• Task instructions
An exact copy of the records is required, minus the pictures they hold.

• Input material
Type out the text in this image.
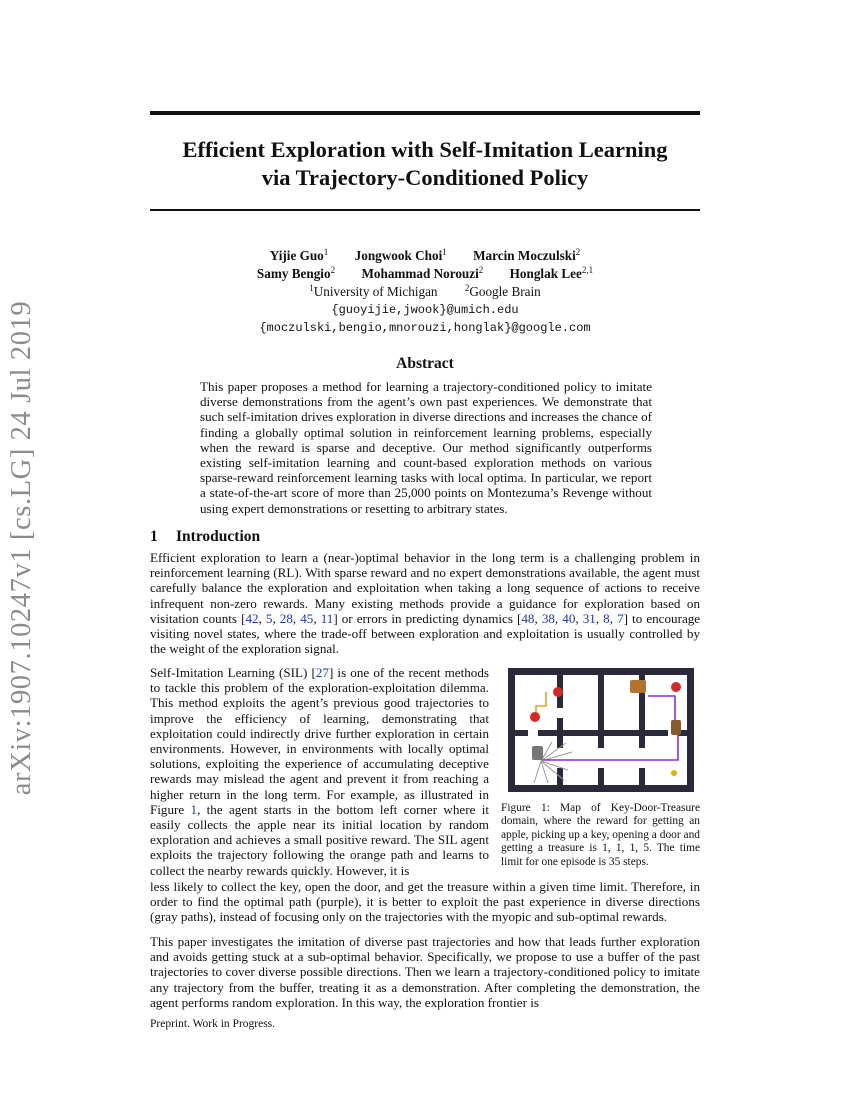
arXiv:1907.10247v1 [cs.LG] 24 Jul 2019
Efficient Exploration with Self-Imitation Learning
via Trajectory-Conditioned Policy
Yijie Guo$^1$ Jongwook Choi$^1$ Marcin Moczulski$^2$
Samy Bengio$^2$ Mohammad Norouzi$^2$ Honglak Lee$^{2,1}$
$^1$University of Michigan	$^2$Google Brain
{guoyijie,jwook}@umich.edu
{moczulski,bengio,mnorouzi,honglak}@google.com
Abstract
This paper proposes a method for learning a trajectory-conditioned policy to imitate diverse demonstrations from the agent’s own past experiences. We demonstrate that such self-imitation drives exploration in diverse directions and increases the chance of finding a globally optimal solution in reinforcement learning problems, especially when the reward is sparse and deceptive. Our method significantly outperforms existing self-imitation learning and count-based exploration methods on various sparse-reward reinforcement learning tasks with local optima. In particular, we report a state-of-the-art score of more than 25,000 points on Montezuma’s Revenge without using expert demonstrations or resetting to arbitrary states.
1 Introduction
Efficient exploration to learn a (near-)optimal behavior in the long term is a challenging problem in reinforcement learning (RL). With sparse reward and no expert demonstrations available, the agent must carefully balance the exploration and exploitation when taking a long sequence of actions to receive infrequent non-zero rewards. Many existing methods provide a guidance for exploration based on visitation counts [42, 5, 28, 45, 11] or errors in predicting dynamics [48, 38, 40, 31, 8, 7] to encourage visiting novel states, where the trade-off between exploration and exploitation is usually controlled by the weight of the exploration signal.
Self-Imitation Learning (SIL) [27] is one of the recent methods to tackle this problem of the exploration-exploitation dilemma. This method exploits the agent’s previous good trajectories to improve the efficiency of learning, demonstrating that exploitation could indirectly drive further exploration in certain environments. However, in environments with locally optimal solutions, exploiting the experience of accumulating deceptive rewards may mislead the agent and prevent it from reaching a higher return in the long term. For example, as illustrated in Figure 1, the agent starts in the bottom left corner where it easily collects the apple near its initial location by random exploration and achieves a small positive reward. The SIL agent exploits the trajectory following the orange path and learns to collect the nearby rewards quickly. However, it is
less likely to collect the key, open the door, and get the treasure within a given time limit. Therefore, in order to find the optimal path (purple), it is better to exploit the past experience in diverse directions (gray paths), instead of focusing only on the trajectories with the myopic and sub-optimal rewards.
Figure 1: Map of Key-Door-Treasure domain, where the reward for getting an apple, picking up a key, opening a door and getting a treasure is 1, 1, 1, 5. The time limit for one episode is 35 steps.
This paper investigates the imitation of diverse past trajectories and how that leads further exploration and avoids getting stuck at a sub-optimal behavior. Specifically, we propose to use a buffer of the past trajectories to cover diverse possible directions. Then we learn a trajectory-conditioned policy to imitate any trajectory from the buffer, treating it as a demonstration. After completing the demonstration, the agent performs random exploration. In this way, the exploration frontier is
Preprint. Work in Progress.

• Output of the task
Type out the text in this image.
arXiv:1907.10247v1 [cs.LG] 24 Jul 2019
Efficient Exploration with Self-Imitation Learning
via Trajectory-Conditioned Policy
Yijie Guo$^1$ Jongwook Choi$^1$ Marcin Moczulski$^2$
Samy Bengio$^2$ Mohammad Norouzi$^2$ Honglak Lee$^{2,1}$
$^1$University of Michigan	$^2$Google Brain
{guoyijie,jwook}@umich.edu
{moczulski,bengio,mnorouzi,honglak}@google.com
Abstract
This paper proposes a method for learning a trajectory-conditioned policy to imitate diverse demonstrations from the agent’s own past experiences. We demonstrate that such self-imitation drives exploration in diverse directions and increases the chance of finding a globally optimal solution in reinforcement learning problems, especially when the reward is sparse and deceptive. Our method significantly outperforms existing self-imitation learning and count-based exploration methods on various sparse-reward reinforcement learning tasks with local optima. In particular, we report a state-of-the-art score of more than 25,000 points on Montezuma’s Revenge without using expert demonstrations or resetting to arbitrary states.
1 Introduction
Efficient exploration to learn a (near-)optimal behavior in the long term is a challenging problem in reinforcement learning (RL). With sparse reward and no expert demonstrations available, the agent must carefully balance the exploration and exploitation when taking a long sequence of actions to receive infrequent non-zero rewards. Many existing methods provide a guidance for exploration based on visitation counts [42, 5, 28, 45, 11] or errors in predicting dynamics [48, 38, 40, 31, 8, 7] to encourage visiting novel states, where the trade-off between exploration and exploitation is usually controlled by the weight of the exploration signal.
Self-Imitation Learning (SIL) [27] is one of the recent methods to tackle this problem of the exploration-exploitation dilemma. This method exploits the agent’s previous good trajectories to improve the efficiency of learning, demonstrating that exploitation could indirectly drive further exploration in certain environments. However, in environments with locally optimal solutions, exploiting the experience of accumulating deceptive rewards may mislead the agent and prevent it from reaching a higher return in the long term. For example, as illustrated in Figure 1, the agent starts in the bottom left corner where it easily collects the apple near its initial location by random exploration and achieves a small positive reward. The SIL agent exploits the trajectory following the orange path and learns to collect the nearby rewards quickly. However, it is
less likely to collect the key, open the door, and get the treasure within a given time limit. Therefore, in order to find the optimal path (purple), it is better to exploit the past experience in diverse directions (gray paths), instead of focusing only on the trajectories with the myopic and sub-optimal rewards.
Figure 1: Map of Key-Door-Treasure domain, where the reward for getting an apple, picking up a key, opening a door and getting a treasure is 1, 1, 1, 5. The time limit for one episode is 35 steps.
This paper investigates the imitation of diverse past trajectories and how that leads further exploration and avoids getting stuck at a sub-optimal behavior. Specifically, we propose to use a buffer of the past trajectories to cover diverse possible directions. Then we learn a trajectory-conditioned policy to imitate any trajectory from the buffer, treating it as a demonstration. After completing the demonstration, the agent performs random exploration. In this way, the exploration frontier is
Preprint. Work in Progress.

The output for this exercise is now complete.